• [SUPPLIED DATA]:
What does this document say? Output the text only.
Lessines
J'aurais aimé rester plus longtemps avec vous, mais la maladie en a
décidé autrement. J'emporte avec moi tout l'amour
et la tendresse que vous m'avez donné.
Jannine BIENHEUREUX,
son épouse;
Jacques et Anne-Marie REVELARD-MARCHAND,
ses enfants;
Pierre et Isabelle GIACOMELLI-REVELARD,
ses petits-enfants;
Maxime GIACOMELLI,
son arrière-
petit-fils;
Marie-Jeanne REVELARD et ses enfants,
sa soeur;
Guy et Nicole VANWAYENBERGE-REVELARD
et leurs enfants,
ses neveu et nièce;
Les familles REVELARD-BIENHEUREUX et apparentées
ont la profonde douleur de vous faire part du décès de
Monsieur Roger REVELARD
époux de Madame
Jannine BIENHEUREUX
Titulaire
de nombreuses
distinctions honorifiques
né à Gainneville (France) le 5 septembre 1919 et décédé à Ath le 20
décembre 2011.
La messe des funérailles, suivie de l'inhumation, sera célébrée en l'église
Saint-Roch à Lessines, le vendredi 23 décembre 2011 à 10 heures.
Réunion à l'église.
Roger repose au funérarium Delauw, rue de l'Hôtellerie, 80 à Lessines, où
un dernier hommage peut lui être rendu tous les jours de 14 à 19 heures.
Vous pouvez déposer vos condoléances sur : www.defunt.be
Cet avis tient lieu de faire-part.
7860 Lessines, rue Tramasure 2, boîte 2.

• [WHAT THE EXERCISE ASKS]: Transcribe the data. Leave every line exactly as it is.

• [WRITTEN RESPONSE]:
What does this document say? Output the text only.
Lessines
J'aurais aimé rester plus longtemps avec vous, mais la maladie en a
décidé autrement. J'emporte avec moi tout l'amour
et la tendresse que vous m'avez donné.
Jannine BIENHEUREUX,
son épouse;
Jacques et Anne-Marie REVELARD-MARCHAND,
ses enfants;
Pierre et Isabelle GIACOMELLI-REVELARD,
ses petits-enfants;
Maxime GIACOMELLI,
son arrière-
petit-fils;
Marie-Jeanne REVELARD et ses enfants,
sa soeur;
Guy et Nicole VANWAYENBERGE-REVELARD
et leurs enfants,
ses neveu et nièce;
Les familles REVELARD-BIENHEUREUX et apparentées
ont la profonde douleur de vous faire part du décès de
Monsieur Roger REVELARD
époux de Madame
Jannine BIENHEUREUX
Titulaire
de nombreuses
distinctions honorifiques
né à Gainneville (France) le 5 septembre 1919 et décédé à Ath le 20
décembre 2011.
La messe des funérailles, suivie de l'inhumation, sera célébrée en l'église
Saint-Roch à Lessines, le vendredi 23 décembre 2011 à 10 heures.
Réunion à l'église.
Roger repose au funérarium Delauw, rue de l'Hôtellerie, 80 à Lessines, où
un dernier hommage peut lui être rendu tous les jours de 14 à 19 heures.
Vous pouvez déposer vos condoléances sur : www.defunt.be
Cet avis tient lieu de faire-part.
7860 Lessines, rue Tramasure 2, boîte 2.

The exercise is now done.